## PROBLEM TO SOLVE
Scan the lines below for the string "Photometric" and copy every one that has it.

## SOURCE MATERIAL

####################

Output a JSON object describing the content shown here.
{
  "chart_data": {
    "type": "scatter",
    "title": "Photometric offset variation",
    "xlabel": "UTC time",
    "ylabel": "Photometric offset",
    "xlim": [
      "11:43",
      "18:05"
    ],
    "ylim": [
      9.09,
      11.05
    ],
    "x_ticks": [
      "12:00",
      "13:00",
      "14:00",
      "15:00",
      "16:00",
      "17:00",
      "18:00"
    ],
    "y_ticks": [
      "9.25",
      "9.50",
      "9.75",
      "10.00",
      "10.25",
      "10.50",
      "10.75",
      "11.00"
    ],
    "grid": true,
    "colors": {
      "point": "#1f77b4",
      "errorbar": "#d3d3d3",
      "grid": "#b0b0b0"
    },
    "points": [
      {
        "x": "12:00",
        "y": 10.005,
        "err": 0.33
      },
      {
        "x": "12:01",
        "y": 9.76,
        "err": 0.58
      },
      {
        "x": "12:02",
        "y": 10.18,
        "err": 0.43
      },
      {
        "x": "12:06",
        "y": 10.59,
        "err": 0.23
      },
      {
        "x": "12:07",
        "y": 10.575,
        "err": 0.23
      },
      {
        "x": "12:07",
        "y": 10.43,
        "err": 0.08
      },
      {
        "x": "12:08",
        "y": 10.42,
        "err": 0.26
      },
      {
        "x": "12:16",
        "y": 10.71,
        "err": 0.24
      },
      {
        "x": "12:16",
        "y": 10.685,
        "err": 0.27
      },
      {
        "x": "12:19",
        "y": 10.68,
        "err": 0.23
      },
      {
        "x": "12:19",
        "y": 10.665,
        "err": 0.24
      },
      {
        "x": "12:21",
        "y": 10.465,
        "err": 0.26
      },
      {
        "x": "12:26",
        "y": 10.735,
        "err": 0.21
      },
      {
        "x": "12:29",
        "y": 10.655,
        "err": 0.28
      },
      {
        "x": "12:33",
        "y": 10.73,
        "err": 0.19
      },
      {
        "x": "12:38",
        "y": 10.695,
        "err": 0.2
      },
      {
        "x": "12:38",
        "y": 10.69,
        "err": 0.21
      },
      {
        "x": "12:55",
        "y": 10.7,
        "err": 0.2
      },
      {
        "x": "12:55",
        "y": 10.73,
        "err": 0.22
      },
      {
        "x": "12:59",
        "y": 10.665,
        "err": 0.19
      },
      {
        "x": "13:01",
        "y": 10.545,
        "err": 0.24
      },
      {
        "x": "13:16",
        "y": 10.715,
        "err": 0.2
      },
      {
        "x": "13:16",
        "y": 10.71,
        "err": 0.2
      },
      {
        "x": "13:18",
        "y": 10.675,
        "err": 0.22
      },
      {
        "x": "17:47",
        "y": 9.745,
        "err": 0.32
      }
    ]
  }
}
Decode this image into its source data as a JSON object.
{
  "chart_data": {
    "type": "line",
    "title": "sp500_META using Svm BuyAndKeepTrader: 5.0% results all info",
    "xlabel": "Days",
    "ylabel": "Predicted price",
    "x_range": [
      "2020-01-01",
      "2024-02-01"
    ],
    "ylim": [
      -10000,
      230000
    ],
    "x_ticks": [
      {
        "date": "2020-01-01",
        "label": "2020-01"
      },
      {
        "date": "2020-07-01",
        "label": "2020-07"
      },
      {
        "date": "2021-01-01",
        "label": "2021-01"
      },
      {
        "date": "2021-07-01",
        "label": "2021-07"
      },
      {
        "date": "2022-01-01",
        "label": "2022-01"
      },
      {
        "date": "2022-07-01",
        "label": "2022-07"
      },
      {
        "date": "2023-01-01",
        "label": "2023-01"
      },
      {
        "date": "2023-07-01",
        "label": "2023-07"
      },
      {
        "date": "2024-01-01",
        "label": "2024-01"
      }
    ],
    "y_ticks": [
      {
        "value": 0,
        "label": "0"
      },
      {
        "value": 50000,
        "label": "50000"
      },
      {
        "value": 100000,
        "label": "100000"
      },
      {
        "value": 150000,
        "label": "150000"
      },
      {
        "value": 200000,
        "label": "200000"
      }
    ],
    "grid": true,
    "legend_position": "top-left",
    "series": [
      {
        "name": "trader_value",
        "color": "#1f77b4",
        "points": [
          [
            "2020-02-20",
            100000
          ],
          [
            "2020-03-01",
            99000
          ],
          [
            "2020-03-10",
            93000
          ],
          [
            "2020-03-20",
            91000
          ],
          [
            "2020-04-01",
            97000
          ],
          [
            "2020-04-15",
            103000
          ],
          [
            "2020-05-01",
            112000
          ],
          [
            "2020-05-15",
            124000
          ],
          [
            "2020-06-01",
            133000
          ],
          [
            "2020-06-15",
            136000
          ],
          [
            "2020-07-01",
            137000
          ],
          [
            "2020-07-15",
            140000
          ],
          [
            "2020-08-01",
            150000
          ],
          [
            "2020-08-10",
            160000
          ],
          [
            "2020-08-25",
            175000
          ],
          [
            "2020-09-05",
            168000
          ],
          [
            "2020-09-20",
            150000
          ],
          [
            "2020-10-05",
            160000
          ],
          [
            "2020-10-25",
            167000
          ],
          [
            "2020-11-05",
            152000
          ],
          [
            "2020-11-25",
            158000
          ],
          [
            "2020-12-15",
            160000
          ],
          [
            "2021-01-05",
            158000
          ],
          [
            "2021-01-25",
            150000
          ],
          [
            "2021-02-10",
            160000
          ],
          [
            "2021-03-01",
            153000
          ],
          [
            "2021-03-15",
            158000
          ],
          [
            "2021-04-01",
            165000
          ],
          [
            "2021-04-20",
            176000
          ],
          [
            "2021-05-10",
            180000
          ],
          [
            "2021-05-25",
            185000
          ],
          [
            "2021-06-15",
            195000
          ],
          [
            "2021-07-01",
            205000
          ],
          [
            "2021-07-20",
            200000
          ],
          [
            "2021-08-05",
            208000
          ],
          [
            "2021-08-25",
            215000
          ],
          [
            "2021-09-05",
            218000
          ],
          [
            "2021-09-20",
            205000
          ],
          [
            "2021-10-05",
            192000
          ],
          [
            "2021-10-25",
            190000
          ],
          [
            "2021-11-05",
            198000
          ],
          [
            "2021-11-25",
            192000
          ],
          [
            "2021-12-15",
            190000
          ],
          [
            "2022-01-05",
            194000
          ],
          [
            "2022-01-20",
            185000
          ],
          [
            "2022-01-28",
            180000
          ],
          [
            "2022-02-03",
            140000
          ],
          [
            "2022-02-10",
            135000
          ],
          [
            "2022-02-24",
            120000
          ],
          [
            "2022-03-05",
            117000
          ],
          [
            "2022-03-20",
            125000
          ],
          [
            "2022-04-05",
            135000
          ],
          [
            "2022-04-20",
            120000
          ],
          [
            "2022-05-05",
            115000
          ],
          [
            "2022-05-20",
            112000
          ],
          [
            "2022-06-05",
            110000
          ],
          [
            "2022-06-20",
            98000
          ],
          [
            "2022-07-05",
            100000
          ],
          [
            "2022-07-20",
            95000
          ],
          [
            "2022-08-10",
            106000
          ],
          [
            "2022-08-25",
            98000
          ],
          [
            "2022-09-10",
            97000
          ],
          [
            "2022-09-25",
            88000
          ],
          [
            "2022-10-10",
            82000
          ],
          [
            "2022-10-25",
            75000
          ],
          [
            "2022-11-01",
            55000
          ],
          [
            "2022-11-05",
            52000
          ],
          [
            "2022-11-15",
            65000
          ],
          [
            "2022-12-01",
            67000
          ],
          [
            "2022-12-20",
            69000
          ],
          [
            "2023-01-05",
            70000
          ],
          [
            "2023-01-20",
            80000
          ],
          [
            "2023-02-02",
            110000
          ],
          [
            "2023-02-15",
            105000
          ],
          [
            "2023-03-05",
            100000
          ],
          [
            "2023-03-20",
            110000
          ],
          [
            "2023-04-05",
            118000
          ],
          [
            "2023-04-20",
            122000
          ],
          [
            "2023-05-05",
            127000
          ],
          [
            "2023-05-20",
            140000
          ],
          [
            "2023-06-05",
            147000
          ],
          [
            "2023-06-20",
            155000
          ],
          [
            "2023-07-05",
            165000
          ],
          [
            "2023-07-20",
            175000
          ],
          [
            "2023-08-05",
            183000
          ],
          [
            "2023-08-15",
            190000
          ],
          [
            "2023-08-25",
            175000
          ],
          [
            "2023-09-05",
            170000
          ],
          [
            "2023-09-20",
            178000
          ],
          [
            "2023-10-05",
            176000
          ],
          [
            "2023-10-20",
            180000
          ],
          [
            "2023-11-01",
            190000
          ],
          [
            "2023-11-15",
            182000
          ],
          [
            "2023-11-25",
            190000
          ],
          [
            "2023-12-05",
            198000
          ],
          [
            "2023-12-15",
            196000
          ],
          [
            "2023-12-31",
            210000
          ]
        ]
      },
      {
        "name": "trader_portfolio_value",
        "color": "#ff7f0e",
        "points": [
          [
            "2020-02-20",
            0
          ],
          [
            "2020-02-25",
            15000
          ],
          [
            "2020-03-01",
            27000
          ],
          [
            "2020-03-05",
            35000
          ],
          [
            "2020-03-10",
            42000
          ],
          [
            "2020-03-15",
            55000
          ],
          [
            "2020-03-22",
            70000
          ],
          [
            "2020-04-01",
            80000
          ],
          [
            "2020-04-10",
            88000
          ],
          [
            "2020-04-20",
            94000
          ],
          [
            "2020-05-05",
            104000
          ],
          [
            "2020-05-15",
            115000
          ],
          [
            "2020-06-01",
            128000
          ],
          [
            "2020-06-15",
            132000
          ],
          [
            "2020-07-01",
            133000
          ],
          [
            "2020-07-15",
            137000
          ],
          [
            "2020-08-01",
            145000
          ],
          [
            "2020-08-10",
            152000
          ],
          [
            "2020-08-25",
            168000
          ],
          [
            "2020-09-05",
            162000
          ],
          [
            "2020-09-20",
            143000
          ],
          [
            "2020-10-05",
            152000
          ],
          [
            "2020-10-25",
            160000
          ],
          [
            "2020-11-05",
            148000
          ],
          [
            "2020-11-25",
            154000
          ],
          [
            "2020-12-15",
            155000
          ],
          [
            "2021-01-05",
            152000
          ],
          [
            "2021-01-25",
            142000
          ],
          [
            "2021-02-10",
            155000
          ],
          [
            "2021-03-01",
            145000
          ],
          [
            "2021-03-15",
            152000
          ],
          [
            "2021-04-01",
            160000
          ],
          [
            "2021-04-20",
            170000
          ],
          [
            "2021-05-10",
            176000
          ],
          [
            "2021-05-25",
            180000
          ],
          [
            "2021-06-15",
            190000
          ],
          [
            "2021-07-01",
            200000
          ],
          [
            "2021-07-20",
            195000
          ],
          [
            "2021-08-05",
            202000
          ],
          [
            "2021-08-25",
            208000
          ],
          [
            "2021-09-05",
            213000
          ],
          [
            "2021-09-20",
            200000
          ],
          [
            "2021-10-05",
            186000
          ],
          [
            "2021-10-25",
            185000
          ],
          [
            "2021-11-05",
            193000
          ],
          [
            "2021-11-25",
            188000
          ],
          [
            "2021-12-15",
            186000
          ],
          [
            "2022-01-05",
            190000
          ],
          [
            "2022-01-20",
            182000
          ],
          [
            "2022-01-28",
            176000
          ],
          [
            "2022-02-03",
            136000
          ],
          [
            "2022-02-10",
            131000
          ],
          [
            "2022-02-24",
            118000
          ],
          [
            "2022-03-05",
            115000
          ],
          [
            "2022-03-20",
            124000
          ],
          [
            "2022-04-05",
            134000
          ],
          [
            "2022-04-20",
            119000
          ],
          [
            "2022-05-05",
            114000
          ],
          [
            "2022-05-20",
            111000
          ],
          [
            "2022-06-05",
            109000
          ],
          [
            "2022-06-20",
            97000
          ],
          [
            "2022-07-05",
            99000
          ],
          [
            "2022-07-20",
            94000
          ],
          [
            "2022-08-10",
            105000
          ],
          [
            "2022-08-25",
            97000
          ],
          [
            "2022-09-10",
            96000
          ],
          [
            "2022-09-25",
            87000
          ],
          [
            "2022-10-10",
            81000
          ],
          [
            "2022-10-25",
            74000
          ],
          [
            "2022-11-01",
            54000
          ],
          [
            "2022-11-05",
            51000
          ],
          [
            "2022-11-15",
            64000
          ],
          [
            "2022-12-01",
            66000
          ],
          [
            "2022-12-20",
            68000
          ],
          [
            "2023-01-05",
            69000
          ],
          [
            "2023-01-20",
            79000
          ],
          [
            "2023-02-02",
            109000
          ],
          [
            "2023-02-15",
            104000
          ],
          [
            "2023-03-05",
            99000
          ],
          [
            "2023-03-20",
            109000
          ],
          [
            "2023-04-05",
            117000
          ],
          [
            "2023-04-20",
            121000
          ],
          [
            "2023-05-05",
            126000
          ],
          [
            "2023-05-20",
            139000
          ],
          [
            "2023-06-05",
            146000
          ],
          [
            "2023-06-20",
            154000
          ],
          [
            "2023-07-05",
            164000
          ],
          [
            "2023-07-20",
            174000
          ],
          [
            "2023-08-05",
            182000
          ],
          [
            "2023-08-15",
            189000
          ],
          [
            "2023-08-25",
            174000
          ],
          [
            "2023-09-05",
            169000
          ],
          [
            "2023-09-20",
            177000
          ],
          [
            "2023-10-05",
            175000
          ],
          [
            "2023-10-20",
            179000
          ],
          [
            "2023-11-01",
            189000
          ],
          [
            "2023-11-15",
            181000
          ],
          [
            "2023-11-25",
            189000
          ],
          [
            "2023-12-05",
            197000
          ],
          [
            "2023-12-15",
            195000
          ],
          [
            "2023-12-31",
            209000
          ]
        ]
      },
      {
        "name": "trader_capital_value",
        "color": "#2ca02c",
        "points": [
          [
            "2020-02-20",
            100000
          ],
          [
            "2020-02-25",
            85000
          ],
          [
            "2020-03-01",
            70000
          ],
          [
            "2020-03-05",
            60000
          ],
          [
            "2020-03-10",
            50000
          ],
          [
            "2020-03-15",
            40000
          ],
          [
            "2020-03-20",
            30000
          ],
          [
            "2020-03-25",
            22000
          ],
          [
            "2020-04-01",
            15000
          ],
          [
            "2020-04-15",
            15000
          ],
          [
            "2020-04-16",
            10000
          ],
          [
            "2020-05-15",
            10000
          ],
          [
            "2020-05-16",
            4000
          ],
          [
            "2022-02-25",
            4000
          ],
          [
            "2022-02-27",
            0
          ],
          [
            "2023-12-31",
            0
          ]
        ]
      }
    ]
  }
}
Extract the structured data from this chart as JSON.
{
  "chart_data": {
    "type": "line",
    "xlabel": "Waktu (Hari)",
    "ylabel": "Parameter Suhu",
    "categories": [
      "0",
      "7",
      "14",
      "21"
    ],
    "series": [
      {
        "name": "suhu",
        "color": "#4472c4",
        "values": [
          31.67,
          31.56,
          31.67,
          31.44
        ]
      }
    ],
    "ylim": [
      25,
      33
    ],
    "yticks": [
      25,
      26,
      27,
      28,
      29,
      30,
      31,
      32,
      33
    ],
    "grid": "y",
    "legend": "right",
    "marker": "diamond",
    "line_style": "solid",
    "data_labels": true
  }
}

####################

## EXERCISE OUTPUT
    "title": "Photometric offset variation",
    "ylabel": "Photometric offset",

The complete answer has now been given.